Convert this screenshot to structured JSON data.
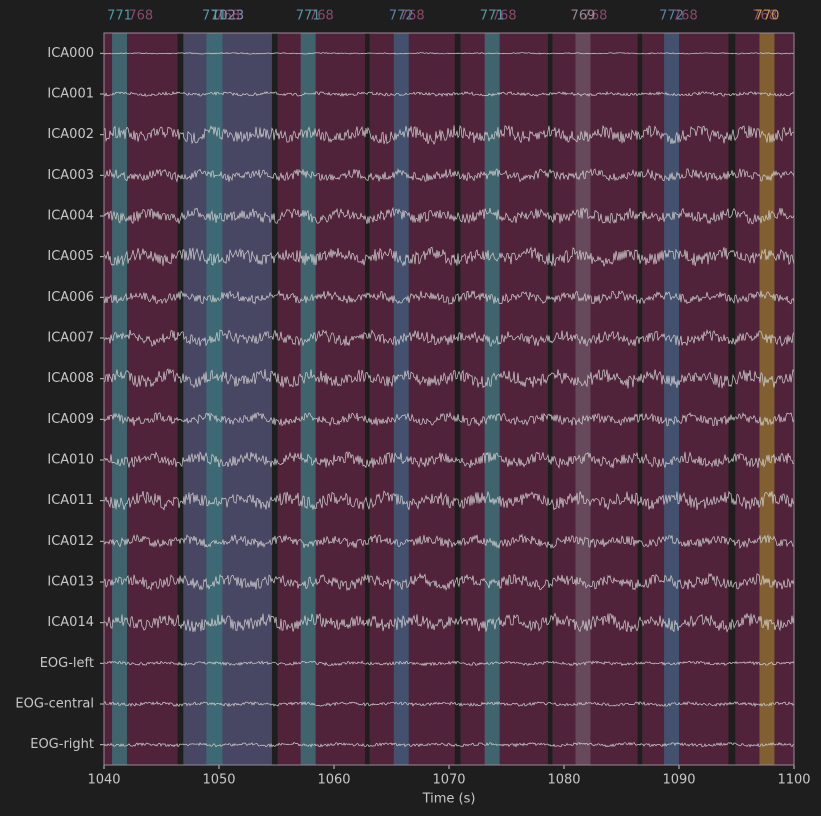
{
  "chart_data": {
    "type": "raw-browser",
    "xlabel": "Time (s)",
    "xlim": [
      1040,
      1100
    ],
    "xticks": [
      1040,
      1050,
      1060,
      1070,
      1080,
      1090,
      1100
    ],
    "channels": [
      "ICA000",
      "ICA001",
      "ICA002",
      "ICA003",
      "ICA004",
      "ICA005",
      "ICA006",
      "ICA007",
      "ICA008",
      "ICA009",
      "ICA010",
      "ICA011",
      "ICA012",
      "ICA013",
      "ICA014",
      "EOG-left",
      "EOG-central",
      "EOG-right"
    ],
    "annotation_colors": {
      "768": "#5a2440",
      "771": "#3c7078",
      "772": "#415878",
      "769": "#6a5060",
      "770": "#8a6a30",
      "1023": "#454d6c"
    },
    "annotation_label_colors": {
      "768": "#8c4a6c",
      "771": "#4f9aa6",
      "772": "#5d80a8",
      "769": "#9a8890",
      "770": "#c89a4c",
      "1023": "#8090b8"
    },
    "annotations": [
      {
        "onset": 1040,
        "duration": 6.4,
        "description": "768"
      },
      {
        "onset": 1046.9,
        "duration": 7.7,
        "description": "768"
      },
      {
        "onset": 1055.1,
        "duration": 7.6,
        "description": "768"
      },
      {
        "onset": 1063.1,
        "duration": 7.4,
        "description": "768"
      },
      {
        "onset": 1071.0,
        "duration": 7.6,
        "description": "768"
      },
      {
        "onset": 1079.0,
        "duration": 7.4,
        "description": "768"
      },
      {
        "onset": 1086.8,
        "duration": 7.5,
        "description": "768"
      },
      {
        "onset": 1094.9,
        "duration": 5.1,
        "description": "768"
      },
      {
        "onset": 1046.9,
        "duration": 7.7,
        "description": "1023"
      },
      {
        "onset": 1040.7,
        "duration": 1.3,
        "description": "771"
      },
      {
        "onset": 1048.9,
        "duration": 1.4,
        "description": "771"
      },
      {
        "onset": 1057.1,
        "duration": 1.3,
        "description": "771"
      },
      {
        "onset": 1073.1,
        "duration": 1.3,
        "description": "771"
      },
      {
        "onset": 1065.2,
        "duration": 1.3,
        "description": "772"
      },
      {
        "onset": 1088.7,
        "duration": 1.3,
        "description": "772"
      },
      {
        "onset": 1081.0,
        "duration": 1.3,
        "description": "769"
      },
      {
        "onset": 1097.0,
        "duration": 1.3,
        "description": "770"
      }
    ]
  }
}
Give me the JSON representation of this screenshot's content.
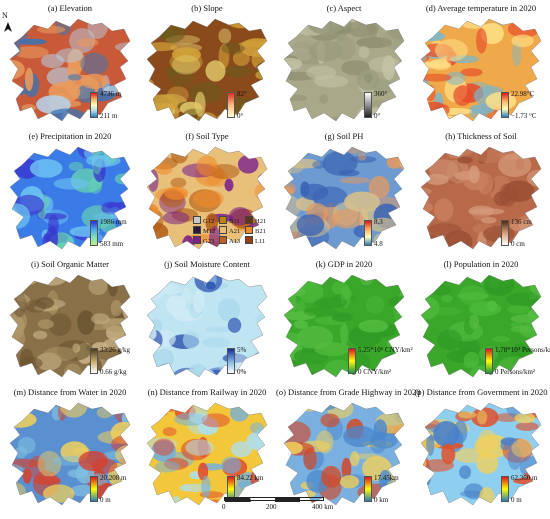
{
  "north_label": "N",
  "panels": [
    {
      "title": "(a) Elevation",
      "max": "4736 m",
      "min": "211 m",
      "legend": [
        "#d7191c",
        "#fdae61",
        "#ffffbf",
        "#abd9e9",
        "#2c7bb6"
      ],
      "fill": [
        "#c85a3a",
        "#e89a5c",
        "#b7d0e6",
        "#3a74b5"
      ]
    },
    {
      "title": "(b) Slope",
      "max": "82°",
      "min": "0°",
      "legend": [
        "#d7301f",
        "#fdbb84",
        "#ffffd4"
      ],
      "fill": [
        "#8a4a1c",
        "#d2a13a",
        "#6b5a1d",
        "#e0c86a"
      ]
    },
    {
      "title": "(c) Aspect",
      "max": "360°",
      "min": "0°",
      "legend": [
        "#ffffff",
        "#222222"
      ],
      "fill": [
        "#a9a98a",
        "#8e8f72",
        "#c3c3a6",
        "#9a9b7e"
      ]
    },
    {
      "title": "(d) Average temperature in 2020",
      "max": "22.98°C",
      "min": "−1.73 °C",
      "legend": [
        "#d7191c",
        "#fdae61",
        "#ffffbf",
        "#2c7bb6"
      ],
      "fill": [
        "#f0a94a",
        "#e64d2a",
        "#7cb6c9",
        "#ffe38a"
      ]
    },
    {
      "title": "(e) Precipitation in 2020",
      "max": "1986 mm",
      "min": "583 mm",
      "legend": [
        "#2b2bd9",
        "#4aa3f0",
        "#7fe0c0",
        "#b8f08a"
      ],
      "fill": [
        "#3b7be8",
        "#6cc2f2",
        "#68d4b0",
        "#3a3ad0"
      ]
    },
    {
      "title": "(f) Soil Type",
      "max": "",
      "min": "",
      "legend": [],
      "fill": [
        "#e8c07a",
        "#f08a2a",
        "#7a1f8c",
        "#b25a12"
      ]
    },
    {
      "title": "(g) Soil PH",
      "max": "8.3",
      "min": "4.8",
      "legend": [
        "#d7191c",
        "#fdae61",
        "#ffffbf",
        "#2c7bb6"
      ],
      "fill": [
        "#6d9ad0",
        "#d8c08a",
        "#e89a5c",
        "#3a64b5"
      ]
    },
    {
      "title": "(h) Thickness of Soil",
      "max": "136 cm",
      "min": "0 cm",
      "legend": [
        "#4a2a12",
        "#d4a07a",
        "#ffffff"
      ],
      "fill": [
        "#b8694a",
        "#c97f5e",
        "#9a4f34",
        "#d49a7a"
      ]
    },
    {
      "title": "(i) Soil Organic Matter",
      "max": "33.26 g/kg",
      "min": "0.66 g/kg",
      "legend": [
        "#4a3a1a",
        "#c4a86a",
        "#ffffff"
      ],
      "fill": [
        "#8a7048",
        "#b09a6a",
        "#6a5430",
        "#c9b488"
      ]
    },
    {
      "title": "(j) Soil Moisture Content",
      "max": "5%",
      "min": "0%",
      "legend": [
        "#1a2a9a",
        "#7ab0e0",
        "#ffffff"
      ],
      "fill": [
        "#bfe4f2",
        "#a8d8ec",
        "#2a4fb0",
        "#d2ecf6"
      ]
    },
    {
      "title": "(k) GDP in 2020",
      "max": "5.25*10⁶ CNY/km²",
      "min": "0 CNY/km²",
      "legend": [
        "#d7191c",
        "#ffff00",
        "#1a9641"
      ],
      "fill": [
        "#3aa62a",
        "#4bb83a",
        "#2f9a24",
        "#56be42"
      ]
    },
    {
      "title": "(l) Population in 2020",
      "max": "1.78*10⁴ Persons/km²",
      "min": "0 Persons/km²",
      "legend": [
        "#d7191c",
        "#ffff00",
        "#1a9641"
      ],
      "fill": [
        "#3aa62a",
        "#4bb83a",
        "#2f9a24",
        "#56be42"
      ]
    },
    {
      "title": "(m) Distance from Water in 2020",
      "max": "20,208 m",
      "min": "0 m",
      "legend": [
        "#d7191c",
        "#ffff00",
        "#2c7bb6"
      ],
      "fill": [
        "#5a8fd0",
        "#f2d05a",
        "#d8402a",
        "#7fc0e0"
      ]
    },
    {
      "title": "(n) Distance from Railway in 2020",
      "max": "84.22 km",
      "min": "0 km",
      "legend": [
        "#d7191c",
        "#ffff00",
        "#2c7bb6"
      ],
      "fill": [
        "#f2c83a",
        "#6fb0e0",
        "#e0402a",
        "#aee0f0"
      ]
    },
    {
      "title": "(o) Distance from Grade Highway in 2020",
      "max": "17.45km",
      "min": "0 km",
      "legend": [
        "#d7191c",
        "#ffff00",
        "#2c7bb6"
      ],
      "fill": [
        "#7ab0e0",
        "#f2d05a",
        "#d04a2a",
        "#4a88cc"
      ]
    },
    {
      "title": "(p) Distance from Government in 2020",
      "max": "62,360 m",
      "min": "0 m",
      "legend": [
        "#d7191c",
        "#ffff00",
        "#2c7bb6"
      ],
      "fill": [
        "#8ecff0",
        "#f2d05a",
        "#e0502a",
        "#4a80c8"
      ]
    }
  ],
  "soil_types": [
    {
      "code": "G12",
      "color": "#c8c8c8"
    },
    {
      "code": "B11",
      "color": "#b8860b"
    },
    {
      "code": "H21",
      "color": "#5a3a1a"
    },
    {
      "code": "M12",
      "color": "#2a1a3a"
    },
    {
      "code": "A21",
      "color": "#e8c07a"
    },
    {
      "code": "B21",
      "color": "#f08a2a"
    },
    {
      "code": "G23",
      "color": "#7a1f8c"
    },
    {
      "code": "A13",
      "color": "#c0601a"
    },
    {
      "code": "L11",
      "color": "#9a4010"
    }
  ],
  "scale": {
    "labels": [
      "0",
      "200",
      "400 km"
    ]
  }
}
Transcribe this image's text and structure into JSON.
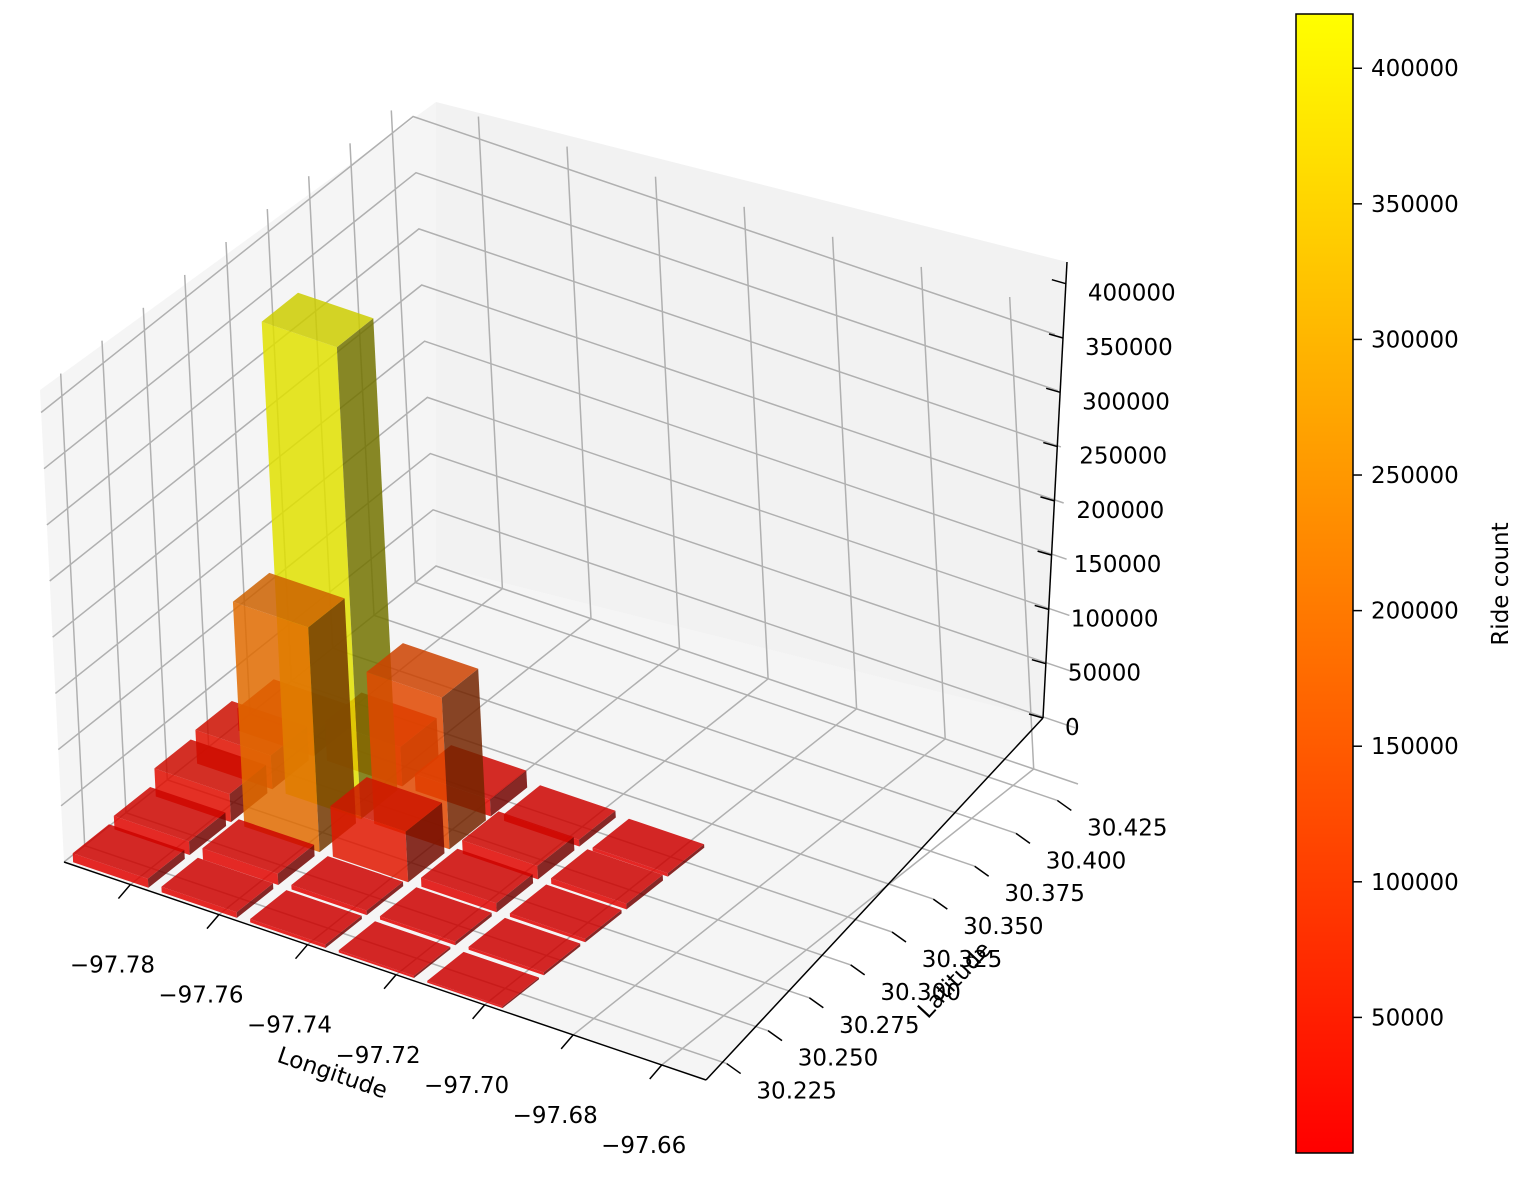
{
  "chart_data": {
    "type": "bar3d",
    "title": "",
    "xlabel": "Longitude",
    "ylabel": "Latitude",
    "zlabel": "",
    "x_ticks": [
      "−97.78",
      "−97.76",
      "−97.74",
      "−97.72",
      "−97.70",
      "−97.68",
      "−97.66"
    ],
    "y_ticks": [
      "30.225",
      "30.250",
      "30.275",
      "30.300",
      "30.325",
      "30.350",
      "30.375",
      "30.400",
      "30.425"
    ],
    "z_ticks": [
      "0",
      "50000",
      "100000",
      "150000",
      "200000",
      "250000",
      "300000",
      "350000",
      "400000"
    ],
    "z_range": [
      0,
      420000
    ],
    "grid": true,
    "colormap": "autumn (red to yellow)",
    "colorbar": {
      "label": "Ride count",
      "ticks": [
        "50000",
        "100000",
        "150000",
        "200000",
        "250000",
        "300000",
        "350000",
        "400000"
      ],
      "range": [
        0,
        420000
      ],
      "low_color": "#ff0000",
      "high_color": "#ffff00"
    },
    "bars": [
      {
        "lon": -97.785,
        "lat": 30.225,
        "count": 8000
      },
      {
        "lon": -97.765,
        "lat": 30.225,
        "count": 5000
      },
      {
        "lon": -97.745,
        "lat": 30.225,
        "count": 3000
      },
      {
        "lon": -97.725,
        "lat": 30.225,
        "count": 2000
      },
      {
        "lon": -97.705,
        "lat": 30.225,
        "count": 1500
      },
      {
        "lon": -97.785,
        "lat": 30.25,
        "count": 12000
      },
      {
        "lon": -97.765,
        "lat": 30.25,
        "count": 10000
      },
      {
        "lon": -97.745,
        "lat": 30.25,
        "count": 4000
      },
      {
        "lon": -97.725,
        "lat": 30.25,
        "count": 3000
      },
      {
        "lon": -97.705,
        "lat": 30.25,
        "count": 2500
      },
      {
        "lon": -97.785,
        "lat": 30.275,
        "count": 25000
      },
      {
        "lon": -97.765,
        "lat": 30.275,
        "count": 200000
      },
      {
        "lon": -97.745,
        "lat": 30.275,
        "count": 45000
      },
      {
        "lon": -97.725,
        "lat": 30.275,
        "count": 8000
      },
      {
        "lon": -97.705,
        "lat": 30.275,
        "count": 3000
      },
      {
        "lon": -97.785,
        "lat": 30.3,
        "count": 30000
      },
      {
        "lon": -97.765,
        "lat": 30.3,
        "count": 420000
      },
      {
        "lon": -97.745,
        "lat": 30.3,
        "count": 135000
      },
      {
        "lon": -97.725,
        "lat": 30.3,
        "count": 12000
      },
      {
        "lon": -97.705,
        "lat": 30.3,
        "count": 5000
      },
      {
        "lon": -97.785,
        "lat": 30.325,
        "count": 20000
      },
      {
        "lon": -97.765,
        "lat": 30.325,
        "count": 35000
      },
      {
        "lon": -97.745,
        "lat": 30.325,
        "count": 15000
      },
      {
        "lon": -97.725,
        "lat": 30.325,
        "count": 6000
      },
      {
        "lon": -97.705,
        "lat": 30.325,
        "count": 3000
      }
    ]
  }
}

_Instructions to follow_.
Pick out each line above that includes "screenshot" and show it.

_Answer to the problem_.
Convert this screenshot to structured JSON data.
Give me the JSON representation of this screenshot's content.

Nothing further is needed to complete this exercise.